→ EXERCISE GOAL
Check each line of the records for "ὀστά"; collect those that have it.

⁂

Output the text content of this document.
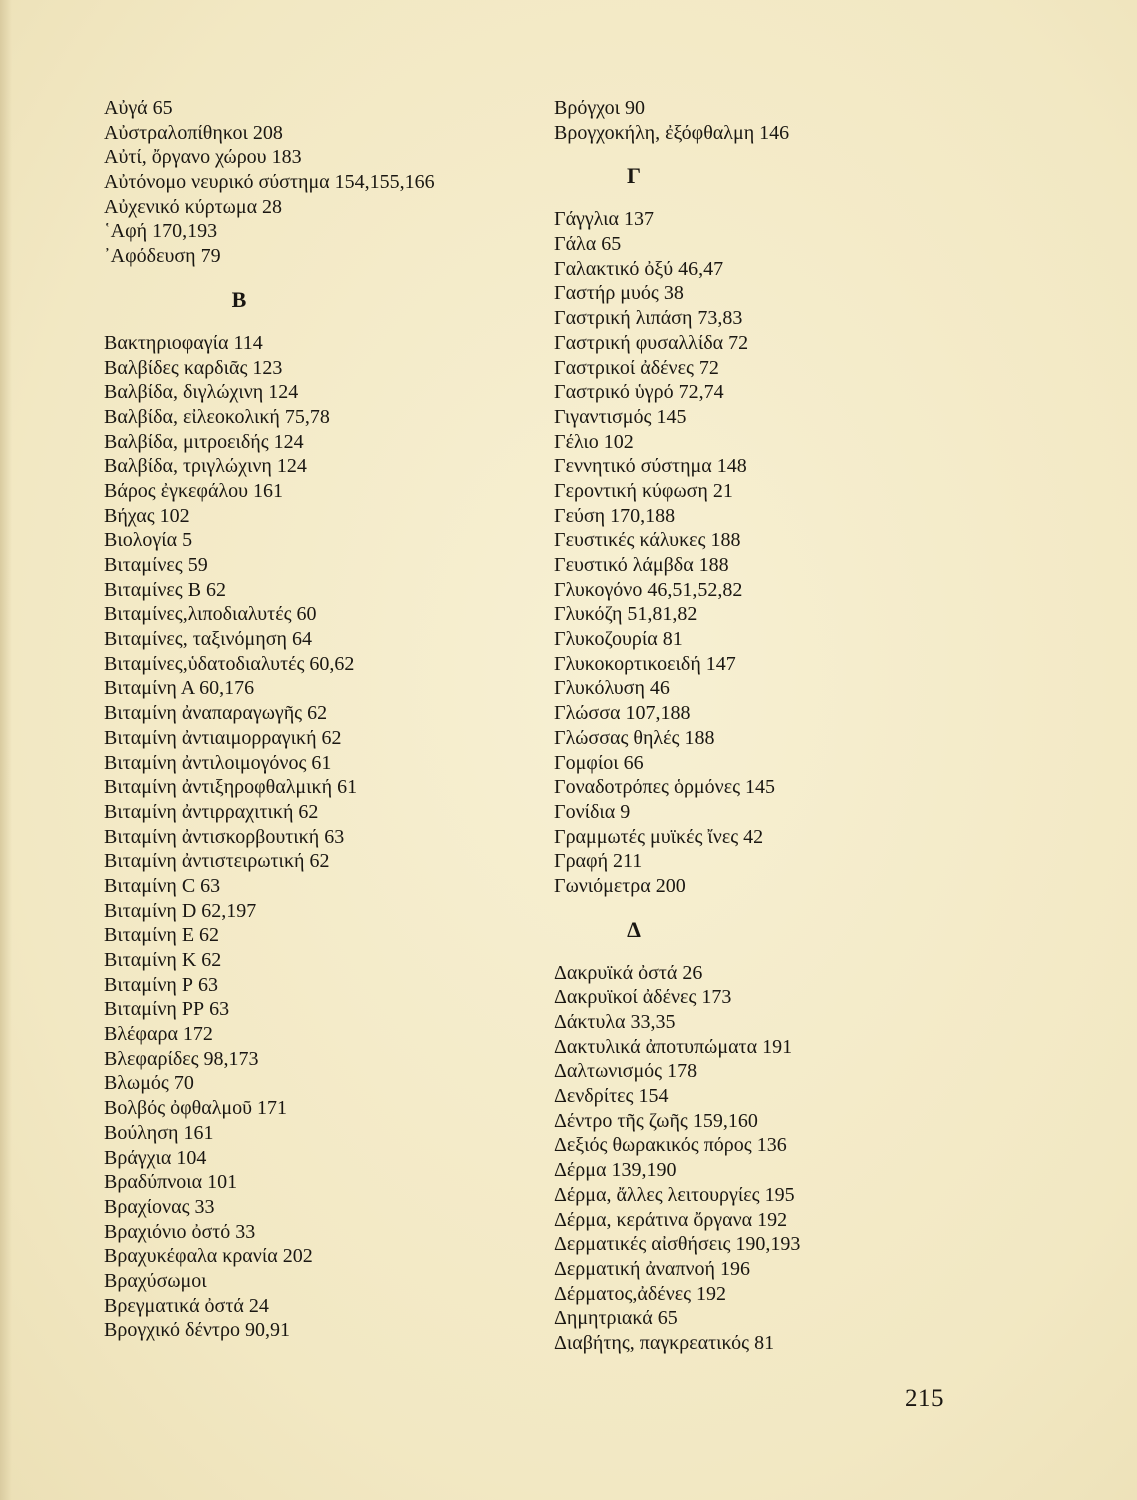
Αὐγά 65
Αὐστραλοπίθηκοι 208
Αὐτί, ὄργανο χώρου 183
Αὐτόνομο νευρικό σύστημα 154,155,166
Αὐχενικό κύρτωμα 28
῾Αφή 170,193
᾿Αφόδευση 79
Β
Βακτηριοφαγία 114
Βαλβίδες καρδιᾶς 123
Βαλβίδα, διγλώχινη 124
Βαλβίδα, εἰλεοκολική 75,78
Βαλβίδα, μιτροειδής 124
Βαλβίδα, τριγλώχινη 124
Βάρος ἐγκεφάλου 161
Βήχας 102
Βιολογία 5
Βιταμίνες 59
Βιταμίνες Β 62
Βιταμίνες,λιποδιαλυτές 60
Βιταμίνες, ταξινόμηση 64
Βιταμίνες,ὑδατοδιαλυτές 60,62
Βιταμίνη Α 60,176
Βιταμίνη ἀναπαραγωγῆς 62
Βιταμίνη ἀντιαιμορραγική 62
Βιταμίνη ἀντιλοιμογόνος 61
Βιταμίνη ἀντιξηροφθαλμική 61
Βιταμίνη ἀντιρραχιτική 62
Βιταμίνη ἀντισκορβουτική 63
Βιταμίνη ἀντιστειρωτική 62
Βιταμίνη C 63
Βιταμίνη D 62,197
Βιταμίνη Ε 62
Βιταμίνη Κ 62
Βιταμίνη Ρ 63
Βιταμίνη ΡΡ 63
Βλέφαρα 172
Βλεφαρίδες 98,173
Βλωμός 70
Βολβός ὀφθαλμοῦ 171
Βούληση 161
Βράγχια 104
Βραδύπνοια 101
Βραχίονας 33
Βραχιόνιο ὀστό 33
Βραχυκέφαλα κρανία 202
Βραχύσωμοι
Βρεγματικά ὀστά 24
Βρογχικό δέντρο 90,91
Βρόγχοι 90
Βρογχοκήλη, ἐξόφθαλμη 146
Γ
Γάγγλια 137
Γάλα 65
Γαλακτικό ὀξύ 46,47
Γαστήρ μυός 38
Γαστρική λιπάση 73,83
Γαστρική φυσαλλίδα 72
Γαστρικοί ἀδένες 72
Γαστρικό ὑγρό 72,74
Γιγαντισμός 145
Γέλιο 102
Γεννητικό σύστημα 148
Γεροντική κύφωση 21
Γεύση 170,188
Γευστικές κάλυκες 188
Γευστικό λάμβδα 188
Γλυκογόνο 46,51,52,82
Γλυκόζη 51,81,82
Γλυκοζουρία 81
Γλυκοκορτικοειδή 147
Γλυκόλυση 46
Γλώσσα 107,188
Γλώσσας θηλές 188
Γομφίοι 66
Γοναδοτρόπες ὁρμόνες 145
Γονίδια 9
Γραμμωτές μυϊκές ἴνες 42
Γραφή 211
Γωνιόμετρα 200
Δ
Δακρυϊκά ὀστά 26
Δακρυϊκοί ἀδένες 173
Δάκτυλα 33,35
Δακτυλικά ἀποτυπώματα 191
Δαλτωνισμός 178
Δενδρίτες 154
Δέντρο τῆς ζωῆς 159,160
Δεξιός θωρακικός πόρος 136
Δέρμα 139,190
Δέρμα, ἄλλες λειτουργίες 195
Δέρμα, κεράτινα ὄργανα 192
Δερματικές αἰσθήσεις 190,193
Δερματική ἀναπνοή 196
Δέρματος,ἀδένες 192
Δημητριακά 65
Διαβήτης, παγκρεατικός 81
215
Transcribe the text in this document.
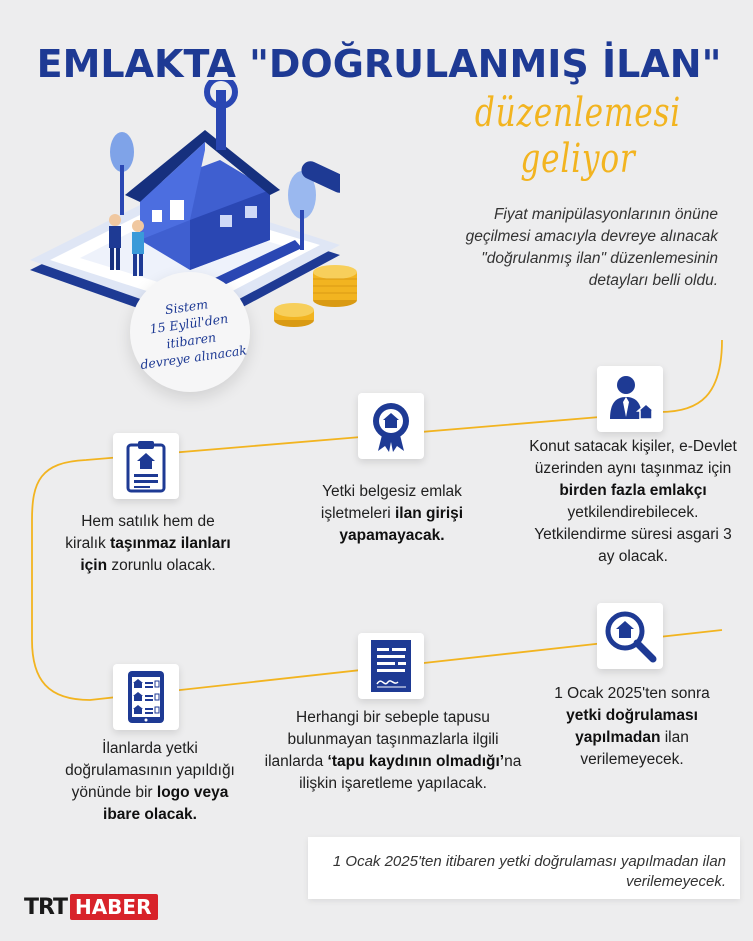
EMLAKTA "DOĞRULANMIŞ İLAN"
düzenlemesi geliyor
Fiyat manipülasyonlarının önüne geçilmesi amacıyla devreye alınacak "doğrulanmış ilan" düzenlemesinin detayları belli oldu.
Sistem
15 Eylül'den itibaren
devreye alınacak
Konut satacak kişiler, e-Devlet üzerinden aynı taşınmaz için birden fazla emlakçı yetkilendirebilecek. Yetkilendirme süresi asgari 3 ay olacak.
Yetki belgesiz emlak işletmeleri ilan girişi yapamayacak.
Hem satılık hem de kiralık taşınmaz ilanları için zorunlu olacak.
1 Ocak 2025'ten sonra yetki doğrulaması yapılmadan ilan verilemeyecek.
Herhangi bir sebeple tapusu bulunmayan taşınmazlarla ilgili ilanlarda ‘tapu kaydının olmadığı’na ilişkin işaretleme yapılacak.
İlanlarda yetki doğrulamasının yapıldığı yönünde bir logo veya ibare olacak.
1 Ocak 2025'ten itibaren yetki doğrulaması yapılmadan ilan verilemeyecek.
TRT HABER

⁂

→ TASK OUTPUT
Βρεγματικά ὀστά 24
Δακρυϊκά ὀστά 26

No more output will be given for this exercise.